Data excerpts
=====

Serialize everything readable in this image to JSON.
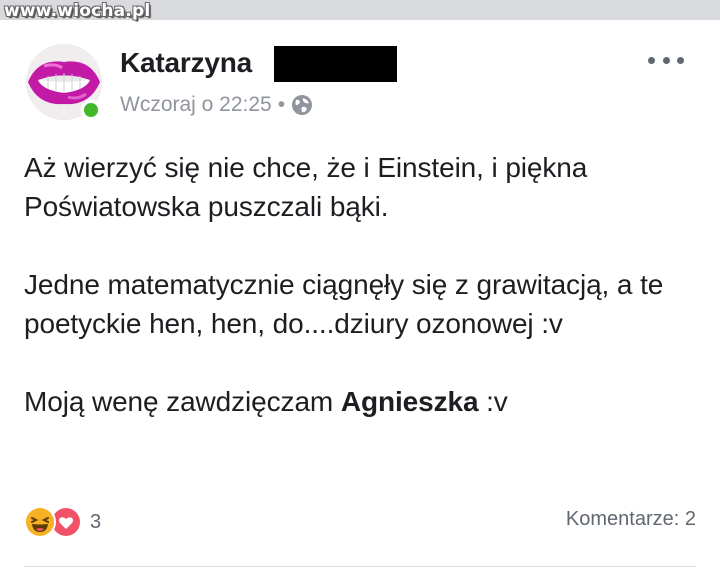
{
  "watermark": "www.wiocha.pl",
  "post": {
    "author": "Katarzyna",
    "timestamp": "Wczoraj o 22:25",
    "separator": "•",
    "privacy_icon": "globe-icon",
    "options_icon": "more-horizontal-icon",
    "paragraph_1": "Aż wierzyć się nie chce, że i Einstein, i piękna Poświatowska puszczali bąki.",
    "paragraph_2": "Jedne matematycznie ciągnęły się z grawitacją, a te poetyckie hen, hen, do....dziury ozonowej :v",
    "paragraph_3_prefix": "Moją wenę zawdzięczam ",
    "mention": "Agnieszka",
    "paragraph_3_suffix": " :v"
  },
  "reactions": {
    "icons": [
      "haha-icon",
      "love-icon"
    ],
    "count": "3"
  },
  "comments_label": "Komentarze: 2",
  "colors": {
    "online": "#42b72a",
    "love": "#f25268",
    "haha": "#f7b125",
    "meta_text": "#90949c"
  }
}
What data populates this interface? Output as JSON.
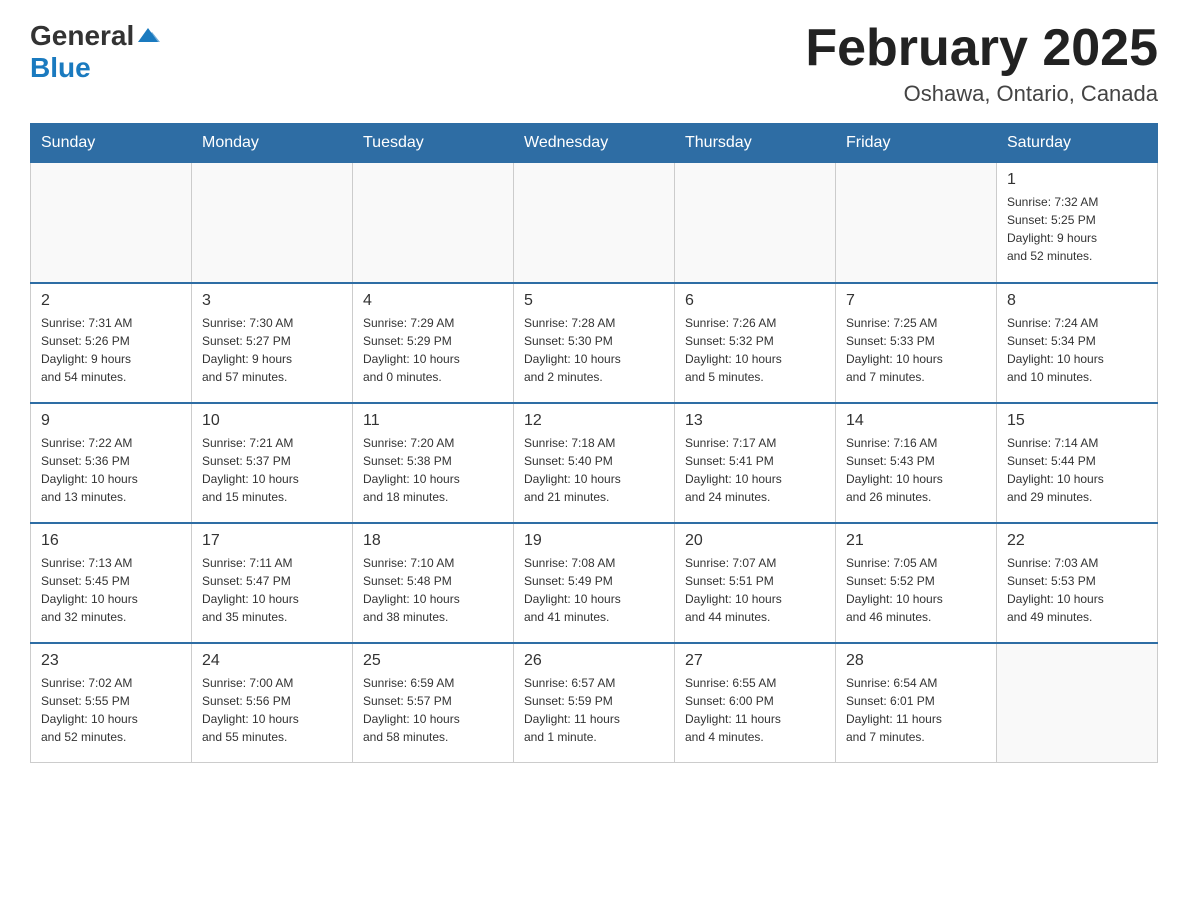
{
  "header": {
    "logo_general": "General",
    "logo_blue": "Blue",
    "title": "February 2025",
    "subtitle": "Oshawa, Ontario, Canada"
  },
  "weekdays": [
    "Sunday",
    "Monday",
    "Tuesday",
    "Wednesday",
    "Thursday",
    "Friday",
    "Saturday"
  ],
  "weeks": [
    [
      {
        "day": "",
        "info": ""
      },
      {
        "day": "",
        "info": ""
      },
      {
        "day": "",
        "info": ""
      },
      {
        "day": "",
        "info": ""
      },
      {
        "day": "",
        "info": ""
      },
      {
        "day": "",
        "info": ""
      },
      {
        "day": "1",
        "info": "Sunrise: 7:32 AM\nSunset: 5:25 PM\nDaylight: 9 hours\nand 52 minutes."
      }
    ],
    [
      {
        "day": "2",
        "info": "Sunrise: 7:31 AM\nSunset: 5:26 PM\nDaylight: 9 hours\nand 54 minutes."
      },
      {
        "day": "3",
        "info": "Sunrise: 7:30 AM\nSunset: 5:27 PM\nDaylight: 9 hours\nand 57 minutes."
      },
      {
        "day": "4",
        "info": "Sunrise: 7:29 AM\nSunset: 5:29 PM\nDaylight: 10 hours\nand 0 minutes."
      },
      {
        "day": "5",
        "info": "Sunrise: 7:28 AM\nSunset: 5:30 PM\nDaylight: 10 hours\nand 2 minutes."
      },
      {
        "day": "6",
        "info": "Sunrise: 7:26 AM\nSunset: 5:32 PM\nDaylight: 10 hours\nand 5 minutes."
      },
      {
        "day": "7",
        "info": "Sunrise: 7:25 AM\nSunset: 5:33 PM\nDaylight: 10 hours\nand 7 minutes."
      },
      {
        "day": "8",
        "info": "Sunrise: 7:24 AM\nSunset: 5:34 PM\nDaylight: 10 hours\nand 10 minutes."
      }
    ],
    [
      {
        "day": "9",
        "info": "Sunrise: 7:22 AM\nSunset: 5:36 PM\nDaylight: 10 hours\nand 13 minutes."
      },
      {
        "day": "10",
        "info": "Sunrise: 7:21 AM\nSunset: 5:37 PM\nDaylight: 10 hours\nand 15 minutes."
      },
      {
        "day": "11",
        "info": "Sunrise: 7:20 AM\nSunset: 5:38 PM\nDaylight: 10 hours\nand 18 minutes."
      },
      {
        "day": "12",
        "info": "Sunrise: 7:18 AM\nSunset: 5:40 PM\nDaylight: 10 hours\nand 21 minutes."
      },
      {
        "day": "13",
        "info": "Sunrise: 7:17 AM\nSunset: 5:41 PM\nDaylight: 10 hours\nand 24 minutes."
      },
      {
        "day": "14",
        "info": "Sunrise: 7:16 AM\nSunset: 5:43 PM\nDaylight: 10 hours\nand 26 minutes."
      },
      {
        "day": "15",
        "info": "Sunrise: 7:14 AM\nSunset: 5:44 PM\nDaylight: 10 hours\nand 29 minutes."
      }
    ],
    [
      {
        "day": "16",
        "info": "Sunrise: 7:13 AM\nSunset: 5:45 PM\nDaylight: 10 hours\nand 32 minutes."
      },
      {
        "day": "17",
        "info": "Sunrise: 7:11 AM\nSunset: 5:47 PM\nDaylight: 10 hours\nand 35 minutes."
      },
      {
        "day": "18",
        "info": "Sunrise: 7:10 AM\nSunset: 5:48 PM\nDaylight: 10 hours\nand 38 minutes."
      },
      {
        "day": "19",
        "info": "Sunrise: 7:08 AM\nSunset: 5:49 PM\nDaylight: 10 hours\nand 41 minutes."
      },
      {
        "day": "20",
        "info": "Sunrise: 7:07 AM\nSunset: 5:51 PM\nDaylight: 10 hours\nand 44 minutes."
      },
      {
        "day": "21",
        "info": "Sunrise: 7:05 AM\nSunset: 5:52 PM\nDaylight: 10 hours\nand 46 minutes."
      },
      {
        "day": "22",
        "info": "Sunrise: 7:03 AM\nSunset: 5:53 PM\nDaylight: 10 hours\nand 49 minutes."
      }
    ],
    [
      {
        "day": "23",
        "info": "Sunrise: 7:02 AM\nSunset: 5:55 PM\nDaylight: 10 hours\nand 52 minutes."
      },
      {
        "day": "24",
        "info": "Sunrise: 7:00 AM\nSunset: 5:56 PM\nDaylight: 10 hours\nand 55 minutes."
      },
      {
        "day": "25",
        "info": "Sunrise: 6:59 AM\nSunset: 5:57 PM\nDaylight: 10 hours\nand 58 minutes."
      },
      {
        "day": "26",
        "info": "Sunrise: 6:57 AM\nSunset: 5:59 PM\nDaylight: 11 hours\nand 1 minute."
      },
      {
        "day": "27",
        "info": "Sunrise: 6:55 AM\nSunset: 6:00 PM\nDaylight: 11 hours\nand 4 minutes."
      },
      {
        "day": "28",
        "info": "Sunrise: 6:54 AM\nSunset: 6:01 PM\nDaylight: 11 hours\nand 7 minutes."
      },
      {
        "day": "",
        "info": ""
      }
    ]
  ]
}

=====

- _Short exercise_: Retype the whole listing, keeping every line identical and omitting all pictures.

- _Complete response_:
Serialize everything readable in this image to JSON.
{
  "watermark": "www.wiocha.pl",
  "post": {
    "author": "Katarzyna",
    "timestamp": "Wczoraj o 22:25",
    "separator": "•",
    "privacy_icon": "globe-icon",
    "options_icon": "more-horizontal-icon",
    "paragraph_1": "Aż wierzyć się nie chce, że i Einstein, i piękna Poświatowska puszczali bąki.",
    "paragraph_2": "Jedne matematycznie ciągnęły się z grawitacją, a te poetyckie hen, hen, do....dziury ozonowej :v",
    "paragraph_3_prefix": "Moją wenę zawdzięczam ",
    "mention": "Agnieszka",
    "paragraph_3_suffix": " :v"
  },
  "reactions": {
    "icons": [
      "haha-icon",
      "love-icon"
    ],
    "count": "3"
  },
  "comments_label": "Komentarze: 2",
  "colors": {
    "online": "#42b72a",
    "love": "#f25268",
    "haha": "#f7b125",
    "meta_text": "#90949c"
  }
}
What data populates this interface? Output as JSON.
{
  "header": {
    "logo_general": "General",
    "logo_blue": "Blue",
    "title": "February 2025",
    "subtitle": "Oshawa, Ontario, Canada"
  },
  "weekdays": [
    "Sunday",
    "Monday",
    "Tuesday",
    "Wednesday",
    "Thursday",
    "Friday",
    "Saturday"
  ],
  "weeks": [
    [
      {
        "day": "",
        "info": ""
      },
      {
        "day": "",
        "info": ""
      },
      {
        "day": "",
        "info": ""
      },
      {
        "day": "",
        "info": ""
      },
      {
        "day": "",
        "info": ""
      },
      {
        "day": "",
        "info": ""
      },
      {
        "day": "1",
        "info": "Sunrise: 7:32 AM\nSunset: 5:25 PM\nDaylight: 9 hours\nand 52 minutes."
      }
    ],
    [
      {
        "day": "2",
        "info": "Sunrise: 7:31 AM\nSunset: 5:26 PM\nDaylight: 9 hours\nand 54 minutes."
      },
      {
        "day": "3",
        "info": "Sunrise: 7:30 AM\nSunset: 5:27 PM\nDaylight: 9 hours\nand 57 minutes."
      },
      {
        "day": "4",
        "info": "Sunrise: 7:29 AM\nSunset: 5:29 PM\nDaylight: 10 hours\nand 0 minutes."
      },
      {
        "day": "5",
        "info": "Sunrise: 7:28 AM\nSunset: 5:30 PM\nDaylight: 10 hours\nand 2 minutes."
      },
      {
        "day": "6",
        "info": "Sunrise: 7:26 AM\nSunset: 5:32 PM\nDaylight: 10 hours\nand 5 minutes."
      },
      {
        "day": "7",
        "info": "Sunrise: 7:25 AM\nSunset: 5:33 PM\nDaylight: 10 hours\nand 7 minutes."
      },
      {
        "day": "8",
        "info": "Sunrise: 7:24 AM\nSunset: 5:34 PM\nDaylight: 10 hours\nand 10 minutes."
      }
    ],
    [
      {
        "day": "9",
        "info": "Sunrise: 7:22 AM\nSunset: 5:36 PM\nDaylight: 10 hours\nand 13 minutes."
      },
      {
        "day": "10",
        "info": "Sunrise: 7:21 AM\nSunset: 5:37 PM\nDaylight: 10 hours\nand 15 minutes."
      },
      {
        "day": "11",
        "info": "Sunrise: 7:20 AM\nSunset: 5:38 PM\nDaylight: 10 hours\nand 18 minutes."
      },
      {
        "day": "12",
        "info": "Sunrise: 7:18 AM\nSunset: 5:40 PM\nDaylight: 10 hours\nand 21 minutes."
      },
      {
        "day": "13",
        "info": "Sunrise: 7:17 AM\nSunset: 5:41 PM\nDaylight: 10 hours\nand 24 minutes."
      },
      {
        "day": "14",
        "info": "Sunrise: 7:16 AM\nSunset: 5:43 PM\nDaylight: 10 hours\nand 26 minutes."
      },
      {
        "day": "15",
        "info": "Sunrise: 7:14 AM\nSunset: 5:44 PM\nDaylight: 10 hours\nand 29 minutes."
      }
    ],
    [
      {
        "day": "16",
        "info": "Sunrise: 7:13 AM\nSunset: 5:45 PM\nDaylight: 10 hours\nand 32 minutes."
      },
      {
        "day": "17",
        "info": "Sunrise: 7:11 AM\nSunset: 5:47 PM\nDaylight: 10 hours\nand 35 minutes."
      },
      {
        "day": "18",
        "info": "Sunrise: 7:10 AM\nSunset: 5:48 PM\nDaylight: 10 hours\nand 38 minutes."
      },
      {
        "day": "19",
        "info": "Sunrise: 7:08 AM\nSunset: 5:49 PM\nDaylight: 10 hours\nand 41 minutes."
      },
      {
        "day": "20",
        "info": "Sunrise: 7:07 AM\nSunset: 5:51 PM\nDaylight: 10 hours\nand 44 minutes."
      },
      {
        "day": "21",
        "info": "Sunrise: 7:05 AM\nSunset: 5:52 PM\nDaylight: 10 hours\nand 46 minutes."
      },
      {
        "day": "22",
        "info": "Sunrise: 7:03 AM\nSunset: 5:53 PM\nDaylight: 10 hours\nand 49 minutes."
      }
    ],
    [
      {
        "day": "23",
        "info": "Sunrise: 7:02 AM\nSunset: 5:55 PM\nDaylight: 10 hours\nand 52 minutes."
      },
      {
        "day": "24",
        "info": "Sunrise: 7:00 AM\nSunset: 5:56 PM\nDaylight: 10 hours\nand 55 minutes."
      },
      {
        "day": "25",
        "info": "Sunrise: 6:59 AM\nSunset: 5:57 PM\nDaylight: 10 hours\nand 58 minutes."
      },
      {
        "day": "26",
        "info": "Sunrise: 6:57 AM\nSunset: 5:59 PM\nDaylight: 11 hours\nand 1 minute."
      },
      {
        "day": "27",
        "info": "Sunrise: 6:55 AM\nSunset: 6:00 PM\nDaylight: 11 hours\nand 4 minutes."
      },
      {
        "day": "28",
        "info": "Sunrise: 6:54 AM\nSunset: 6:01 PM\nDaylight: 11 hours\nand 7 minutes."
      },
      {
        "day": "",
        "info": ""
      }
    ]
  ]
}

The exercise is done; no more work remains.